Task description
Copy out all the lines in the records that include the word "title".

The data

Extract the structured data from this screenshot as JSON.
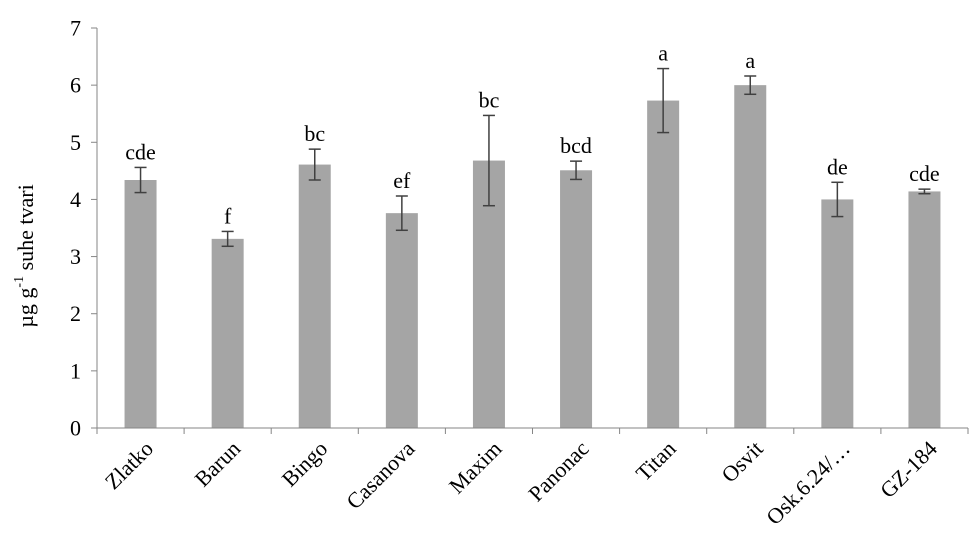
{
  "chart_data": {
    "type": "bar",
    "ylabel": {
      "pre": "µg g",
      "sup": "-1",
      "post": " suhe tvari"
    },
    "xlabel": "",
    "title": "",
    "ylim": [
      0,
      7
    ],
    "yticks": [
      "0",
      "1",
      "2",
      "3",
      "4",
      "5",
      "6",
      "7"
    ],
    "grid": false,
    "categories": [
      "Zlatko",
      "Barun",
      "Bingo",
      "Casanova",
      "Maxim",
      "Panonac",
      "Titan",
      "Osvit",
      "Osk.6.24/…",
      "GZ-184"
    ],
    "values": [
      4.34,
      3.31,
      4.61,
      3.76,
      4.68,
      4.51,
      5.73,
      6.0,
      4.0,
      4.14
    ],
    "errors": [
      0.22,
      0.13,
      0.27,
      0.3,
      0.79,
      0.16,
      0.56,
      0.16,
      0.3,
      0.04
    ],
    "significance": [
      "cde",
      "f",
      "bc",
      "ef",
      "bc",
      "bcd",
      "a",
      "a",
      "de",
      "cde"
    ],
    "colors": {
      "bar": "#a5a5a5",
      "error_bar": "#404040",
      "axis": "#868686"
    }
  }
}
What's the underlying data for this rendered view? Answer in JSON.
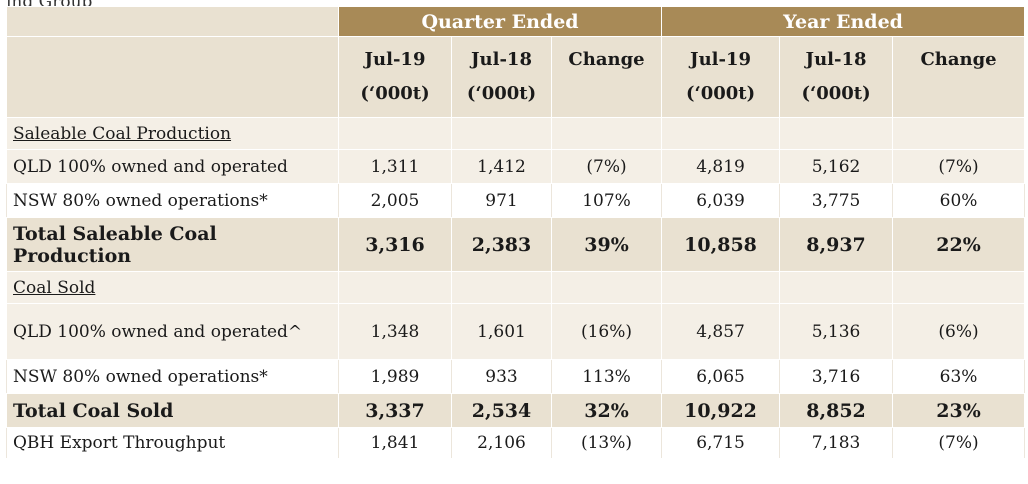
{
  "caption_fragment": "ing Group",
  "header": {
    "quarter_label": "Quarter Ended",
    "year_label": "Year Ended",
    "columns": [
      {
        "line1": "Jul-19",
        "line2": "(‘000t)"
      },
      {
        "line1": "Jul-18",
        "line2": "(‘000t)"
      },
      {
        "line1": "Change",
        "line2": ""
      },
      {
        "line1": "Jul-19",
        "line2": "(‘000t)"
      },
      {
        "line1": "Jul-18",
        "line2": "(‘000t)"
      },
      {
        "line1": "Change",
        "line2": ""
      }
    ]
  },
  "rows": [
    {
      "label": "Saleable Coal Production",
      "kind": "section",
      "values": [
        "",
        "",
        "",
        "",
        "",
        ""
      ]
    },
    {
      "label": "QLD 100% owned and operated",
      "kind": "data",
      "values": [
        "1,311",
        "1,412",
        "(7%)",
        "4,819",
        "5,162",
        "(7%)"
      ]
    },
    {
      "label": "NSW  80% owned operations*",
      "kind": "data",
      "values": [
        "2,005",
        "971",
        "107%",
        "6,039",
        "3,775",
        "60%"
      ]
    },
    {
      "label": "Total Saleable Coal Production",
      "kind": "total",
      "values": [
        "3,316",
        "2,383",
        "39%",
        "10,858",
        "8,937",
        "22%"
      ]
    },
    {
      "label": "Coal Sold",
      "kind": "section",
      "values": [
        "",
        "",
        "",
        "",
        "",
        ""
      ]
    },
    {
      "label": "QLD 100% owned and operated^",
      "kind": "data",
      "values": [
        "1,348",
        "1,601",
        "(16%)",
        "4,857",
        "5,136",
        "(6%)"
      ]
    },
    {
      "label": "NSW  80% owned operations*",
      "kind": "data",
      "values": [
        "1,989",
        "933",
        "113%",
        "6,065",
        "3,716",
        "63%"
      ]
    },
    {
      "label": "Total Coal Sold",
      "kind": "total",
      "values": [
        "3,337",
        "2,534",
        "32%",
        "10,922",
        "8,852",
        "23%"
      ]
    },
    {
      "label": "QBH Export Throughput",
      "kind": "data",
      "values": [
        "1,841",
        "2,106",
        "(13%)",
        "6,715",
        "7,183",
        "(7%)"
      ]
    }
  ]
}
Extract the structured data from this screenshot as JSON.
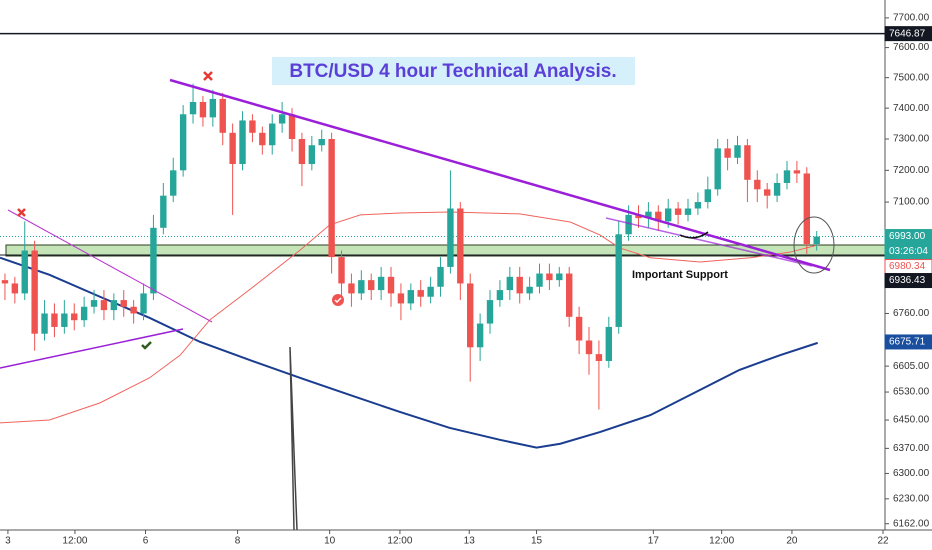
{
  "chart_data": {
    "type": "candlestick",
    "title": "BTC/USD 4 hour Technical Analysis.",
    "annotations": [
      "Important Support"
    ],
    "up_color": "#26a69a",
    "down_color": "#ef5350",
    "log": true,
    "open": [
      6860,
      6850,
      6820,
      6950,
      6700,
      6760,
      6720,
      6760,
      6740,
      6780,
      6800,
      6770,
      6800,
      6780,
      6760,
      6820,
      7020,
      7120,
      7200,
      7380,
      7420,
      7370,
      7430,
      7320,
      7220,
      7360,
      7320,
      7280,
      7350,
      7380,
      7300,
      7220,
      7280,
      7300,
      6930,
      6850,
      6820,
      6860,
      6830,
      6870,
      6820,
      6790,
      6830,
      6810,
      6840,
      6900,
      7080,
      6850,
      6660,
      6730,
      6800,
      6830,
      6870,
      6820,
      6840,
      6880,
      6860,
      6880,
      6750,
      6680,
      6640,
      6620,
      6720,
      7000,
      7060,
      7050,
      7070,
      7040,
      7080,
      7060,
      7080,
      7100,
      7140,
      7270,
      7240,
      7280,
      7170,
      7140,
      7120,
      7160,
      7200,
      7190,
      6970
    ],
    "high": [
      6880,
      6870,
      7040,
      6980,
      6800,
      6790,
      6800,
      6790,
      6810,
      6830,
      6830,
      6820,
      6830,
      6800,
      6850,
      7060,
      7160,
      7240,
      7410,
      7480,
      7440,
      7460,
      7450,
      7350,
      7390,
      7380,
      7340,
      7380,
      7420,
      7400,
      7320,
      7310,
      7330,
      7320,
      6950,
      6880,
      6890,
      6880,
      6900,
      6900,
      6850,
      6850,
      6860,
      6870,
      6930,
      7200,
      7100,
      6880,
      6760,
      6830,
      6860,
      6900,
      6900,
      6870,
      6910,
      6910,
      6900,
      6900,
      6780,
      6720,
      6680,
      6750,
      7040,
      7090,
      7090,
      7100,
      7090,
      7110,
      7100,
      7110,
      7130,
      7180,
      7300,
      7300,
      7310,
      7300,
      7200,
      7160,
      7190,
      7230,
      7230,
      7210,
      7010
    ],
    "low": [
      6800,
      6790,
      6800,
      6650,
      6680,
      6690,
      6700,
      6710,
      6720,
      6760,
      6740,
      6740,
      6750,
      6730,
      6740,
      6800,
      7000,
      7100,
      7180,
      7350,
      7340,
      7340,
      7280,
      7060,
      7200,
      7290,
      7250,
      7250,
      7320,
      7260,
      7150,
      7200,
      7260,
      6880,
      6800,
      6780,
      6800,
      6800,
      6800,
      6780,
      6740,
      6770,
      6780,
      6790,
      6810,
      6880,
      6800,
      6560,
      6620,
      6700,
      6780,
      6800,
      6790,
      6800,
      6820,
      6830,
      6840,
      6720,
      6640,
      6580,
      6480,
      6600,
      6700,
      6980,
      7020,
      7020,
      7010,
      7020,
      7030,
      7040,
      7060,
      7080,
      7120,
      7200,
      7220,
      7100,
      7100,
      7080,
      7100,
      7140,
      7160,
      6940,
      6950
    ],
    "close": [
      6850,
      6820,
      6950,
      6700,
      6760,
      6720,
      6760,
      6740,
      6780,
      6800,
      6770,
      6800,
      6780,
      6760,
      6820,
      7020,
      7120,
      7200,
      7380,
      7420,
      7370,
      7430,
      7320,
      7220,
      7360,
      7320,
      7280,
      7350,
      7380,
      7300,
      7220,
      7280,
      7300,
      6930,
      6850,
      6820,
      6860,
      6830,
      6870,
      6820,
      6790,
      6830,
      6810,
      6840,
      6900,
      7080,
      6850,
      6660,
      6730,
      6800,
      6830,
      6870,
      6820,
      6840,
      6880,
      6860,
      6880,
      6750,
      6680,
      6640,
      6620,
      6720,
      7000,
      7060,
      7050,
      7070,
      7040,
      7080,
      7060,
      7080,
      7100,
      7140,
      7270,
      7240,
      7280,
      7170,
      7140,
      7120,
      7160,
      7200,
      7190,
      6970,
      6993
    ],
    "overlays": [
      {
        "color": "#1a3d8f",
        "x": [
          -0.5,
          4.5,
          9.6,
          14.6,
          19.7,
          24.7,
          29.8,
          34.8,
          39.9,
          44.9,
          50,
          53.7,
          56.1,
          60.1,
          65.2,
          70.2,
          74.2,
          78.3,
          82.1
        ],
        "values": [
          6928,
          6876,
          6810,
          6747,
          6676,
          6623,
          6571,
          6522,
          6473,
          6428,
          6394,
          6372,
          6383,
          6416,
          6464,
          6536,
          6594,
          6637,
          6673
        ]
      },
      {
        "color": "#f0645c",
        "x": [
          -0.5,
          4.5,
          9.6,
          14.6,
          17.7,
          20.7,
          24.7,
          29.8,
          32.8,
          35.9,
          39.9,
          44.9,
          52,
          57.1,
          60.1,
          62.1,
          65.2,
          70.2,
          75.3,
          79.3,
          82.1
        ],
        "values": [
          6442,
          6450,
          6499,
          6571,
          6637,
          6741,
          6831,
          6951,
          7029,
          7060,
          7066,
          7069,
          7063,
          7038,
          6998,
          6958,
          6928,
          6915,
          6928,
          6945,
          6967
        ]
      }
    ],
    "price_labels": [
      {
        "value": 7646.87,
        "label": "7646.87",
        "color": "#131722"
      },
      {
        "value": 6993,
        "label": "6993.00",
        "color": "#26a69a"
      },
      {
        "value": 6980.34,
        "label": "6980.34",
        "color": "#ef5350"
      },
      {
        "value": 6936.43,
        "label": "6936.43",
        "color": "#131722"
      },
      {
        "value": 6675.71,
        "label": "6675.71",
        "color": "#1a4fa0"
      }
    ],
    "countdown": "03:26:04",
    "ylim": [
      6145,
      7761
    ],
    "yticks": [
      {
        "value": 7700,
        "label": "7700.00"
      },
      {
        "value": 7600,
        "label": "7600.00"
      },
      {
        "value": 7500,
        "label": "7500.00"
      },
      {
        "value": 7400,
        "label": "7400.00"
      },
      {
        "value": 7300,
        "label": "7300.00"
      },
      {
        "value": 7200,
        "label": "7200.00"
      },
      {
        "value": 7100,
        "label": "7100.00"
      },
      {
        "value": 6760,
        "label": "6760.00"
      },
      {
        "value": 6605,
        "label": "6605.00"
      },
      {
        "value": 6530,
        "label": "6530.00"
      },
      {
        "value": 6450,
        "label": "6450.00"
      },
      {
        "value": 6370,
        "label": "6370.00"
      },
      {
        "value": 6300,
        "label": "6300.00"
      },
      {
        "value": 6230,
        "label": "6230.00"
      },
      {
        "value": 6162,
        "label": "6162.00"
      }
    ],
    "xlim": [
      -0.5,
      88.9
    ],
    "xticks": [
      {
        "value": 0.3,
        "label": "3"
      },
      {
        "value": 7.07,
        "label": "12:00"
      },
      {
        "value": 14.2,
        "label": "6"
      },
      {
        "value": 23.5,
        "label": "8"
      },
      {
        "value": 32.8,
        "label": "10"
      },
      {
        "value": 39.9,
        "label": "12:00"
      },
      {
        "value": 46.9,
        "label": "13"
      },
      {
        "value": 53.7,
        "label": "15"
      },
      {
        "value": 65.5,
        "label": "17"
      },
      {
        "value": 72.4,
        "label": "12:00"
      },
      {
        "value": 79.5,
        "label": "20"
      },
      {
        "value": 88.7,
        "label": "22"
      }
    ]
  }
}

Result of this task
    "title": "",
    "title": "BTC/USD 4 hour Technical Analysis.",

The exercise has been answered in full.